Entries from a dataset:
^^^^^^^^^^^^^^^^

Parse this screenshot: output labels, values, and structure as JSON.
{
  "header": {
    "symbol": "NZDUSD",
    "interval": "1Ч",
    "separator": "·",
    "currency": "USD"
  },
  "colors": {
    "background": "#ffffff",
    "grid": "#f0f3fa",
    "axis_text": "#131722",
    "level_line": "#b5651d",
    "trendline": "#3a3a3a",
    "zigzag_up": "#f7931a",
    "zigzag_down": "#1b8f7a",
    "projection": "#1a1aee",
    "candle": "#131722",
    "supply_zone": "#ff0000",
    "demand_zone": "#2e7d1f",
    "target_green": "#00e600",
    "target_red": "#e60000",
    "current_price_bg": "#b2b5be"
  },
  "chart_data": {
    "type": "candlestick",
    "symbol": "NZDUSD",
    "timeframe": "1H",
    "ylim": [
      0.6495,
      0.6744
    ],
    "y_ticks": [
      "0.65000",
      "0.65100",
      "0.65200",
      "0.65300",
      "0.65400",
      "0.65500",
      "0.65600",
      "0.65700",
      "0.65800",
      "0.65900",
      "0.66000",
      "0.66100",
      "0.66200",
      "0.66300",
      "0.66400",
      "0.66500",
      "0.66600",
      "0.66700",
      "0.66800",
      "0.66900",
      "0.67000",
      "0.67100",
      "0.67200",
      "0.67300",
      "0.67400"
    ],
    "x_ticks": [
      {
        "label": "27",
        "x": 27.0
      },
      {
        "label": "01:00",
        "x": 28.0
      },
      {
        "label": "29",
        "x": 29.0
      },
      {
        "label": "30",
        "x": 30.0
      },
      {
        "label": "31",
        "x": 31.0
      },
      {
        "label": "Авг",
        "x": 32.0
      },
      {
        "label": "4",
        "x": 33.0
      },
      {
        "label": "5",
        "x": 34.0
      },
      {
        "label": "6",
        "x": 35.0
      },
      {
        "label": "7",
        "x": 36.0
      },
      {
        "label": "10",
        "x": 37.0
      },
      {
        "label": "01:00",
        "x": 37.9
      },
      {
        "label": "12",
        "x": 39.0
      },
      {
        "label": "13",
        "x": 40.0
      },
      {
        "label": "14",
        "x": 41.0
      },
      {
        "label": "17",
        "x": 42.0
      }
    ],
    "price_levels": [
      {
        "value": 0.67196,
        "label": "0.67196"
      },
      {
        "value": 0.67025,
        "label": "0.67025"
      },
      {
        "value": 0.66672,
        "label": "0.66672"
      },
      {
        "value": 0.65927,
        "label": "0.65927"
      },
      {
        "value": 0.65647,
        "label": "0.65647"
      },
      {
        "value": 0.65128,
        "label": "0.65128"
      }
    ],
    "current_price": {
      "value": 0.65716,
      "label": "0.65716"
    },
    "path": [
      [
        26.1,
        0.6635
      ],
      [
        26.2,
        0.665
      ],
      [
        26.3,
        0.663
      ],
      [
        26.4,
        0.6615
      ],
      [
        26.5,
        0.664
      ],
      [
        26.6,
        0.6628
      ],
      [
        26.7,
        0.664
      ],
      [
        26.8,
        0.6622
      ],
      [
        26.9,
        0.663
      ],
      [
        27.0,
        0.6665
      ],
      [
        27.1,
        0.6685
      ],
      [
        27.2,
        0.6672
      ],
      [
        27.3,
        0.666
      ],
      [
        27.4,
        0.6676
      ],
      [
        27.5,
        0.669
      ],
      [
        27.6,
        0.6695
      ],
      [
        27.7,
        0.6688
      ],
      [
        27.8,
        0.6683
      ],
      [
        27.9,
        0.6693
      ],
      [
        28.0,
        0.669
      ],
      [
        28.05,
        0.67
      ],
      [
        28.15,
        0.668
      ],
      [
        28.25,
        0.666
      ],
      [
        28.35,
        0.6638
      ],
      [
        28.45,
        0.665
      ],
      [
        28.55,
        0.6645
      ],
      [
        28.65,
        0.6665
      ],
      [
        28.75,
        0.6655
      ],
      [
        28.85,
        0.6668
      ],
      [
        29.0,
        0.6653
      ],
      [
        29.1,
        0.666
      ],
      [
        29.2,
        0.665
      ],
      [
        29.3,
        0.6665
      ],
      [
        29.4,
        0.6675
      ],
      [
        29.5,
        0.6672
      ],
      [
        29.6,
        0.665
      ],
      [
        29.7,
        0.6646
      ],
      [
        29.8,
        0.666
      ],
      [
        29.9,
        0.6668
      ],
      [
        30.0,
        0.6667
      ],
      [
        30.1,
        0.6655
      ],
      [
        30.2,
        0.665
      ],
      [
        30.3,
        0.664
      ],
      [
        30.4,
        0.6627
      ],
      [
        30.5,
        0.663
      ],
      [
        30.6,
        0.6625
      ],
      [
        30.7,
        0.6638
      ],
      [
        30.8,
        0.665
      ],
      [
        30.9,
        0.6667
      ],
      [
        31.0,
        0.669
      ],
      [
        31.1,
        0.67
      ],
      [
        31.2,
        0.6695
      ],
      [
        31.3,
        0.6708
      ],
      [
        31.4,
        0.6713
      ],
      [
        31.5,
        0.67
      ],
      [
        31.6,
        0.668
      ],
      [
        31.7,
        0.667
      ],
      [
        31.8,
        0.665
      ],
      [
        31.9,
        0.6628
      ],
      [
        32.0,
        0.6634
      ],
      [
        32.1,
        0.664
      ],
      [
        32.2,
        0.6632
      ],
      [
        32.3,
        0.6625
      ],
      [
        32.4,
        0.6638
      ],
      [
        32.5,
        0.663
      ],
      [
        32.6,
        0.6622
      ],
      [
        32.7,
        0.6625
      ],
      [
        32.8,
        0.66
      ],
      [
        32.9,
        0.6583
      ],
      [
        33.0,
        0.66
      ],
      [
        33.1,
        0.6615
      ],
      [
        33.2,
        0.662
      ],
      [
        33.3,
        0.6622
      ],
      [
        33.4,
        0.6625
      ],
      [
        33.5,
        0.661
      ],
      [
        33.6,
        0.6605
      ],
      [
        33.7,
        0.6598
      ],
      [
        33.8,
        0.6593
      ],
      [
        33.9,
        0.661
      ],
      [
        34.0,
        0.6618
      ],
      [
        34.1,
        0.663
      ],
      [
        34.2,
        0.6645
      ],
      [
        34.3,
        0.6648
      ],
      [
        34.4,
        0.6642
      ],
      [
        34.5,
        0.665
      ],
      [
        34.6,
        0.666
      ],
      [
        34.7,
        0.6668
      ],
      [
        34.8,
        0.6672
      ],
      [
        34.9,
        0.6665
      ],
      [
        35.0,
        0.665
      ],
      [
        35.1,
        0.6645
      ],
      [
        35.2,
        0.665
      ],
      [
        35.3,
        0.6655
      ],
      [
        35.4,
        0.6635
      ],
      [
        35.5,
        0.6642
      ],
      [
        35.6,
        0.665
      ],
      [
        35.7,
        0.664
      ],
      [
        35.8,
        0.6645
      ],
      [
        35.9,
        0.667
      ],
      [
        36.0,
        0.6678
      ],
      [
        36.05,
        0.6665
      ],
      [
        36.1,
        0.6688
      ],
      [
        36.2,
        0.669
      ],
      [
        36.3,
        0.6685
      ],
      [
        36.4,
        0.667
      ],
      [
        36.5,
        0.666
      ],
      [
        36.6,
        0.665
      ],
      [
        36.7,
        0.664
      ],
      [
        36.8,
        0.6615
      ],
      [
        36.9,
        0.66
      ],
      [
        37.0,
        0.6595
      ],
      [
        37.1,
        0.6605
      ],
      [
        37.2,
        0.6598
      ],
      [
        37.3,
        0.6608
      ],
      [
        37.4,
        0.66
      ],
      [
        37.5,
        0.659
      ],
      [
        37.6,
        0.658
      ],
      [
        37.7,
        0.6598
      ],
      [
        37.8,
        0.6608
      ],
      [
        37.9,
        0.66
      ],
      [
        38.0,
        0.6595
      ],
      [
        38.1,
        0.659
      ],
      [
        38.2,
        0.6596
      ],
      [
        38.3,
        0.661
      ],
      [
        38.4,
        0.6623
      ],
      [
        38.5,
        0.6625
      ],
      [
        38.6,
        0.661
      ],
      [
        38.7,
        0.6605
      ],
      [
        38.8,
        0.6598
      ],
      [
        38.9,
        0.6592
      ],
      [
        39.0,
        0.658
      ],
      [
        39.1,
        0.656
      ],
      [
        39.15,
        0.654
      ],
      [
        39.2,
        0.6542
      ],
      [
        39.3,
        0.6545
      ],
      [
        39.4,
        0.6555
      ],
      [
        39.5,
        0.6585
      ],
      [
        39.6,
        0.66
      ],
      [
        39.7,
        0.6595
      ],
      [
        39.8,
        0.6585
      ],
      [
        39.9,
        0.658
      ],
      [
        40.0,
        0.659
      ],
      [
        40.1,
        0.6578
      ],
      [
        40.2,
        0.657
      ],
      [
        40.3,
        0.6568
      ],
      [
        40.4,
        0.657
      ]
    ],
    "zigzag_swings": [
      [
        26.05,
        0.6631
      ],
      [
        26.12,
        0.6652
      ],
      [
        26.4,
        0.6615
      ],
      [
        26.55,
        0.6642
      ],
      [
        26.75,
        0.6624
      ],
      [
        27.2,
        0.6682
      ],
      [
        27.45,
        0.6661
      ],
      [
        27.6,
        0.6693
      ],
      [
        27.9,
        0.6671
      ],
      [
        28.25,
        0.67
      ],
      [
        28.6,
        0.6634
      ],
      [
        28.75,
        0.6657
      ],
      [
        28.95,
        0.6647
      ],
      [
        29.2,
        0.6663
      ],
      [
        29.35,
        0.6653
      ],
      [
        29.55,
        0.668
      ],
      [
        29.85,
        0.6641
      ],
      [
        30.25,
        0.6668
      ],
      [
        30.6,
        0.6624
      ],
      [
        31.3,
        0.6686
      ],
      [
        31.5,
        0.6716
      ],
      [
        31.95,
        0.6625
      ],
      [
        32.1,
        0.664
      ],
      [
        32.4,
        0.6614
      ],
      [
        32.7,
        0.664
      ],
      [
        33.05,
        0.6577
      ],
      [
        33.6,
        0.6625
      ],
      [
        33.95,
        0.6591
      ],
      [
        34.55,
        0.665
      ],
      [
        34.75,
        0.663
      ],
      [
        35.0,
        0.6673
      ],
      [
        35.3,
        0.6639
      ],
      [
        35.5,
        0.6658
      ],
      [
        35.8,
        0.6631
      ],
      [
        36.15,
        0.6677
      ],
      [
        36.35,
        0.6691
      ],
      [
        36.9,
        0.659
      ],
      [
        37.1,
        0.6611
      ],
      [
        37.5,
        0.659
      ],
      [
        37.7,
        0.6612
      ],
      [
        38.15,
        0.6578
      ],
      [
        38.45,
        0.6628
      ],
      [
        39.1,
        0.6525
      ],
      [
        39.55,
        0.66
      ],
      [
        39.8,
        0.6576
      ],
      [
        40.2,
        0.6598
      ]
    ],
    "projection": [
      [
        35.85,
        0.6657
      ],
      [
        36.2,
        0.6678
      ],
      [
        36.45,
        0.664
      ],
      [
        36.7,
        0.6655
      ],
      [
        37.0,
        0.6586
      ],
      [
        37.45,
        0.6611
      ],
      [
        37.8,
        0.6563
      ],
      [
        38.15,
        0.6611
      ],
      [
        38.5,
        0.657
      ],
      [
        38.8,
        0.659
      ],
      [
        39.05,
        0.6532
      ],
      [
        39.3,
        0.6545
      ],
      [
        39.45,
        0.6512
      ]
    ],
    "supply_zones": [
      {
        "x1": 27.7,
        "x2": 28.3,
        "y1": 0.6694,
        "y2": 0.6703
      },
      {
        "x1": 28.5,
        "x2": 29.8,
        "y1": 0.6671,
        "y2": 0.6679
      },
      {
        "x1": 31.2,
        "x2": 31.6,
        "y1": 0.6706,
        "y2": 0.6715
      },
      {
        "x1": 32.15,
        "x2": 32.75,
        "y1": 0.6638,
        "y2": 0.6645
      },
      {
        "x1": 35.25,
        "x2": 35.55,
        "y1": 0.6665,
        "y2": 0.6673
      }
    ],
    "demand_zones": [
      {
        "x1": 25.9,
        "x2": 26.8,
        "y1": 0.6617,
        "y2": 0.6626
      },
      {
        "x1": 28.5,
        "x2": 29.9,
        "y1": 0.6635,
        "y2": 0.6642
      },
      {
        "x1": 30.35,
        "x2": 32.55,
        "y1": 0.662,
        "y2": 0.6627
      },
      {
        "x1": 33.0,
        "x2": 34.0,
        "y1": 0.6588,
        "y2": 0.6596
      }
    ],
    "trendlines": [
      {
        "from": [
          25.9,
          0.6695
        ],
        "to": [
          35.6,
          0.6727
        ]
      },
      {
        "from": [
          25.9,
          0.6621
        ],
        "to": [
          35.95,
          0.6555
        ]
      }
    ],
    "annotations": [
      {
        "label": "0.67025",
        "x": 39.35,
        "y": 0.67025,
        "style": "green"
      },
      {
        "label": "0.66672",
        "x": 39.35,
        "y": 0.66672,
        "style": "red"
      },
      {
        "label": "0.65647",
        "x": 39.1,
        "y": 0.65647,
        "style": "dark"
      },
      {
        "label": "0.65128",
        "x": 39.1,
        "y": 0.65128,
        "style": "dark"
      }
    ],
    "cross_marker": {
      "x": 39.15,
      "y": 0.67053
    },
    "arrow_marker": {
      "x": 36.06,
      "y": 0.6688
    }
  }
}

^^^^^^^^^^^^^^^^

▶ _Written exercise_
In the entries above, identify every line with the word "style". Copy those lines.

▶ _Exercise output_
        "style": "green"
        "style": "red"
        "style": "dark"
        "style": "dark"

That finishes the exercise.